[DATASET RECORDS]:

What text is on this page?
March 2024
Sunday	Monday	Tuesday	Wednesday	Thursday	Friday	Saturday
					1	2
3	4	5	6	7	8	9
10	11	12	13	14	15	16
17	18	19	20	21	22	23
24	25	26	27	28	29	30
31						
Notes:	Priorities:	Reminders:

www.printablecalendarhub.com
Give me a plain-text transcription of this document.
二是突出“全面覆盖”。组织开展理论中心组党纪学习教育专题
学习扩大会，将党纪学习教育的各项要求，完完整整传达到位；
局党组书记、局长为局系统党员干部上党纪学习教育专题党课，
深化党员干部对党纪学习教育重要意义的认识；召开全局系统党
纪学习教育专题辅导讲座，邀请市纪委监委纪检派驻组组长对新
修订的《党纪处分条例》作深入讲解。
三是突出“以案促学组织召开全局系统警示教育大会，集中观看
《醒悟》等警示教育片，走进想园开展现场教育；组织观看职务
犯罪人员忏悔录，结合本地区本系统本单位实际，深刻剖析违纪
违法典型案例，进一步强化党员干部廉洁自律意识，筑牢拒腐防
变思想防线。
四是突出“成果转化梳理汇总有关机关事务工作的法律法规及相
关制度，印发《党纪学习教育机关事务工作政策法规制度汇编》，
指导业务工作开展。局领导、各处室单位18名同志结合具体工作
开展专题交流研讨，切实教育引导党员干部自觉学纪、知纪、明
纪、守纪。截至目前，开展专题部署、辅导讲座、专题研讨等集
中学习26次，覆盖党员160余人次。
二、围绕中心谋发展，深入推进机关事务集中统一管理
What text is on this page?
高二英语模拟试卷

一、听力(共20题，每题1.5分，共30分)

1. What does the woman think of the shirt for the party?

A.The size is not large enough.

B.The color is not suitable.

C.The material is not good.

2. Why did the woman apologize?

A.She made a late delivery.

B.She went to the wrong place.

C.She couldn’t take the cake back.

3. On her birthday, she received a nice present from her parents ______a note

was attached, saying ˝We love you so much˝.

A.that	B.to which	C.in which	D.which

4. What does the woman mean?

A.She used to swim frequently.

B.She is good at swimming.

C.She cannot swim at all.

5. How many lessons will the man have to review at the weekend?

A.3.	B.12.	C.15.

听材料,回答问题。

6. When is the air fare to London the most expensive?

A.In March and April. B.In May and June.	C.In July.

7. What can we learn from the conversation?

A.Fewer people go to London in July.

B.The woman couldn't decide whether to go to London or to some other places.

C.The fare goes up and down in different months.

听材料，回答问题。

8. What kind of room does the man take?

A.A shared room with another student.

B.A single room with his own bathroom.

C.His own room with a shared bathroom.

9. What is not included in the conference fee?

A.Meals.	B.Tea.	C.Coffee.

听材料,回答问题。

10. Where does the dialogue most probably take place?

[WHAT IS NEEDED]:
In the listing above, find the lines holding the word "March" and copy them.

[EXERCISE RESPONSE]:
March 2024
A.In March and April. B.In May and June.	C.In July.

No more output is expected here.